• **Exercise prompt**: What lines in the records below contain the string "that"? Copy every one.

• **Source information**:

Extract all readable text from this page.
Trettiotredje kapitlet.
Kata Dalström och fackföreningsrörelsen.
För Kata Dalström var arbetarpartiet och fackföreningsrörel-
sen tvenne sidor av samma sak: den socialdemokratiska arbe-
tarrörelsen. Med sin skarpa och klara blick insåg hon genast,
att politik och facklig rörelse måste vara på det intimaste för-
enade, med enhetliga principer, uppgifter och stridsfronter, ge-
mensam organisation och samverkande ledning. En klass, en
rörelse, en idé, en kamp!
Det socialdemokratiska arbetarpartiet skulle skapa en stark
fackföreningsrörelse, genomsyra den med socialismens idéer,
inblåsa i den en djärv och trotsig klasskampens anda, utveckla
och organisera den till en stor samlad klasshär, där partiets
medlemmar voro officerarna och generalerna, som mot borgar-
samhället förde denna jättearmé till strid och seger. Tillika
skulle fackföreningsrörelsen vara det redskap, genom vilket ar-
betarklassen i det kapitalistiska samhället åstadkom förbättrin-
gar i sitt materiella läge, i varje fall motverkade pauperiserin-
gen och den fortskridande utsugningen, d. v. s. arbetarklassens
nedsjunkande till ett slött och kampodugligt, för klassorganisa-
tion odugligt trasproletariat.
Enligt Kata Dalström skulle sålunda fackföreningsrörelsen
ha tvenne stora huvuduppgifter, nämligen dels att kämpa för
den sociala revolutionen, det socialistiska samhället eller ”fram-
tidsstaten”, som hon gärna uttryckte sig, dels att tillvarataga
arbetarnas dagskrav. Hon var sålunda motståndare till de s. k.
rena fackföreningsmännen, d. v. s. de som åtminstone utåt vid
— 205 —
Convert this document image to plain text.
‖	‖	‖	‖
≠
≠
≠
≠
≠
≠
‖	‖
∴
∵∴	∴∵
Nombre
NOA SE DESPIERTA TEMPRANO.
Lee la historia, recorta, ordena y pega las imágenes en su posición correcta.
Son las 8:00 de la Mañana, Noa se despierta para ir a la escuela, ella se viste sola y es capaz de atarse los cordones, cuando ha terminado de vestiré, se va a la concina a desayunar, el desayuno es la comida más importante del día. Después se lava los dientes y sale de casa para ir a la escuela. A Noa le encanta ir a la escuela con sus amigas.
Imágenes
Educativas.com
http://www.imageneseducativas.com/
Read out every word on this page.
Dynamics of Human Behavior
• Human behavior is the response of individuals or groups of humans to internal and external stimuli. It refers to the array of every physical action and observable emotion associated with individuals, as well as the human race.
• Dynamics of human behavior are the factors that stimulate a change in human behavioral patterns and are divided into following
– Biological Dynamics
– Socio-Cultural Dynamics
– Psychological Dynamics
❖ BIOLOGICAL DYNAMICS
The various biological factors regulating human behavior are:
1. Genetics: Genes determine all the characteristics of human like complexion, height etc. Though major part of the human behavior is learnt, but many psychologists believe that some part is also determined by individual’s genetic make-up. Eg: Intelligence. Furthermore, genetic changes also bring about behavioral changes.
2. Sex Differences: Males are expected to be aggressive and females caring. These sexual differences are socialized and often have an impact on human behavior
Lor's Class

• **Output for this exercise**:
• Dynamics of human behavior are the factors that stimulate a change in human behavioral patterns and are divided into following
1. Genetics: Genes determine all the characteristics of human like complexion, height etc. Though major part of the human behavior is learnt, but many psychologists believe that some part is also determined by individual’s genetic make-up. Eg: Intelligence. Furthermore, genetic changes also bring about behavioral changes.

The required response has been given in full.